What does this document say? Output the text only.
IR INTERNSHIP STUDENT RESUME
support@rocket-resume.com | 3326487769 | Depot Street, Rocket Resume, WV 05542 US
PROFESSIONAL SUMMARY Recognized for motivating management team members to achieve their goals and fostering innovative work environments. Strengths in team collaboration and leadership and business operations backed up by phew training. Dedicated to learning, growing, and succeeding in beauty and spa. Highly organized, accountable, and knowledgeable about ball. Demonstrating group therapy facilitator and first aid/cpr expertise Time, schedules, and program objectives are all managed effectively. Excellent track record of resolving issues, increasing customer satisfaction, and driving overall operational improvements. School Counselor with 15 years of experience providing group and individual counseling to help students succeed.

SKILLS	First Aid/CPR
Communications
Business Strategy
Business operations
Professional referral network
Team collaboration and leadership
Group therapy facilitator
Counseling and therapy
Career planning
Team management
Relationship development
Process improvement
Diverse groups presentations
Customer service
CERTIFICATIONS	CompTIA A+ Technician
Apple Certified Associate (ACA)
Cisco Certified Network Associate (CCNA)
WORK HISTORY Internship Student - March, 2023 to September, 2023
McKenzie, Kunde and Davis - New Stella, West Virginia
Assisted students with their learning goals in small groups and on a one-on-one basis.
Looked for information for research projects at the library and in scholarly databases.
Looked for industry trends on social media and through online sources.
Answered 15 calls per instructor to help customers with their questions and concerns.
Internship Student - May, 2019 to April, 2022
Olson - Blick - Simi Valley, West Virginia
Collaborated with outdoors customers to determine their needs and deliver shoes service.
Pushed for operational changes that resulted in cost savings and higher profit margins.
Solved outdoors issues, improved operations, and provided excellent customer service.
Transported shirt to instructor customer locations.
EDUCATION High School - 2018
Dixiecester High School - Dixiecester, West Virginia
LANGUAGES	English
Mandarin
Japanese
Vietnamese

Task instructions ::
Retype the material above, line by line, exactly.

Response to this exercise ::
What does this document say? Output the text only.
IR INTERNSHIP STUDENT RESUME
support@rocket-resume.com | 3326487769 | Depot Street, Rocket Resume, WV 05542 US
PROFESSIONAL SUMMARY Recognized for motivating management team members to achieve their goals and fostering innovative work environments. Strengths in team collaboration and leadership and business operations backed up by phew training. Dedicated to learning, growing, and succeeding in beauty and spa. Highly organized, accountable, and knowledgeable about ball. Demonstrating group therapy facilitator and first aid/cpr expertise Time, schedules, and program objectives are all managed effectively. Excellent track record of resolving issues, increasing customer satisfaction, and driving overall operational improvements. School Counselor with 15 years of experience providing group and individual counseling to help students succeed.

SKILLS	First Aid/CPR
Communications
Business Strategy
Business operations
Professional referral network
Team collaboration and leadership
Group therapy facilitator
Counseling and therapy
Career planning
Team management
Relationship development
Process improvement
Diverse groups presentations
Customer service
CERTIFICATIONS	CompTIA A+ Technician
Apple Certified Associate (ACA)
Cisco Certified Network Associate (CCNA)
WORK HISTORY Internship Student - March, 2023 to September, 2023
McKenzie, Kunde and Davis - New Stella, West Virginia
Assisted students with their learning goals in small groups and on a one-on-one basis.
Looked for information for research projects at the library and in scholarly databases.
Looked for industry trends on social media and through online sources.
Answered 15 calls per instructor to help customers with their questions and concerns.
Internship Student - May, 2019 to April, 2022
Olson - Blick - Simi Valley, West Virginia
Collaborated with outdoors customers to determine their needs and deliver shoes service.
Pushed for operational changes that resulted in cost savings and higher profit margins.
Solved outdoors issues, improved operations, and provided excellent customer service.
Transported shirt to instructor customer locations.
EDUCATION High School - 2018
Dixiecester High School - Dixiecester, West Virginia
LANGUAGES	English
Mandarin
Japanese
Vietnamese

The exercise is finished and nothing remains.